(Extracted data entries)
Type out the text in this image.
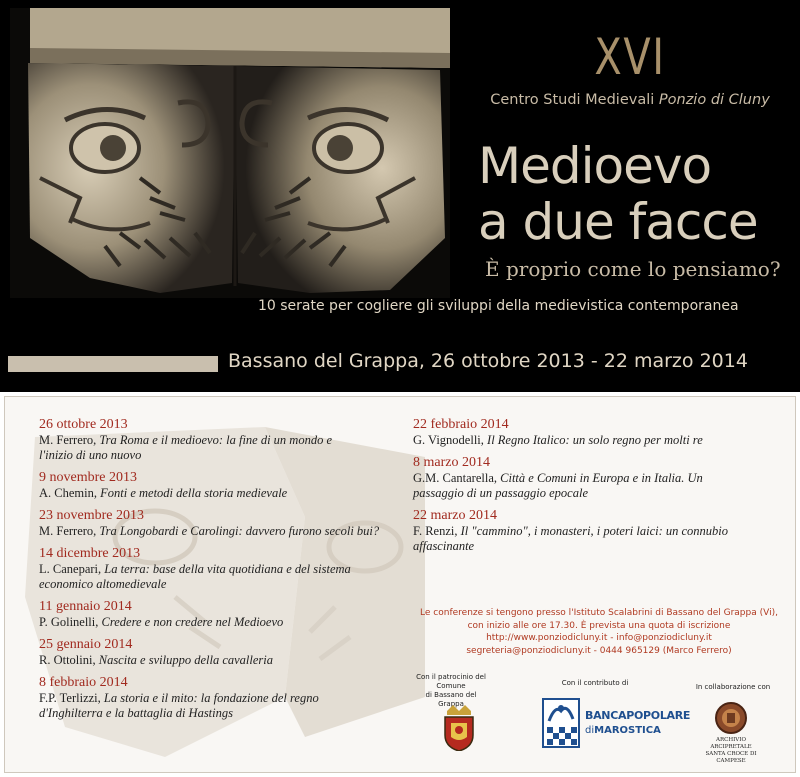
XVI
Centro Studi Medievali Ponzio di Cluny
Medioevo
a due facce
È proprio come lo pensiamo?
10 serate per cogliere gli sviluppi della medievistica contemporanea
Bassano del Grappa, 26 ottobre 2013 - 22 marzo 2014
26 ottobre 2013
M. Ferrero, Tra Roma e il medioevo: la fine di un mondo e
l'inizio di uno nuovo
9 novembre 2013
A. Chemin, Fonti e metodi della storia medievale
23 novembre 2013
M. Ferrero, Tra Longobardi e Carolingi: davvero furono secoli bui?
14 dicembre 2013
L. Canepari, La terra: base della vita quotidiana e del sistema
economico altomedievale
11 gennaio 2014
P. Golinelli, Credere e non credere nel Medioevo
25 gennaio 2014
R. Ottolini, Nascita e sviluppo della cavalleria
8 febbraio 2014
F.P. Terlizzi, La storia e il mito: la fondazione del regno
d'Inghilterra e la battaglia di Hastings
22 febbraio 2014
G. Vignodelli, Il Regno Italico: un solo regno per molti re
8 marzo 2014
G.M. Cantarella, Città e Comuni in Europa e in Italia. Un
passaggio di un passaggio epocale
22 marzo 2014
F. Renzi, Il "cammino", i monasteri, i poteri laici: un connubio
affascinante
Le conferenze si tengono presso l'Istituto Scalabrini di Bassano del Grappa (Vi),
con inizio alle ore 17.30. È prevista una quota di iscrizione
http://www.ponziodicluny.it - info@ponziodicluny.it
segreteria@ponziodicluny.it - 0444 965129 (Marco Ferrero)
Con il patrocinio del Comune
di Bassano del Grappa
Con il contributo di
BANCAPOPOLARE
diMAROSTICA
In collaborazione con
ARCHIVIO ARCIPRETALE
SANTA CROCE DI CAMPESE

**Requirement:**
Report how many lines above hold the string "storia", giving nothing but the number.

**Response:**
2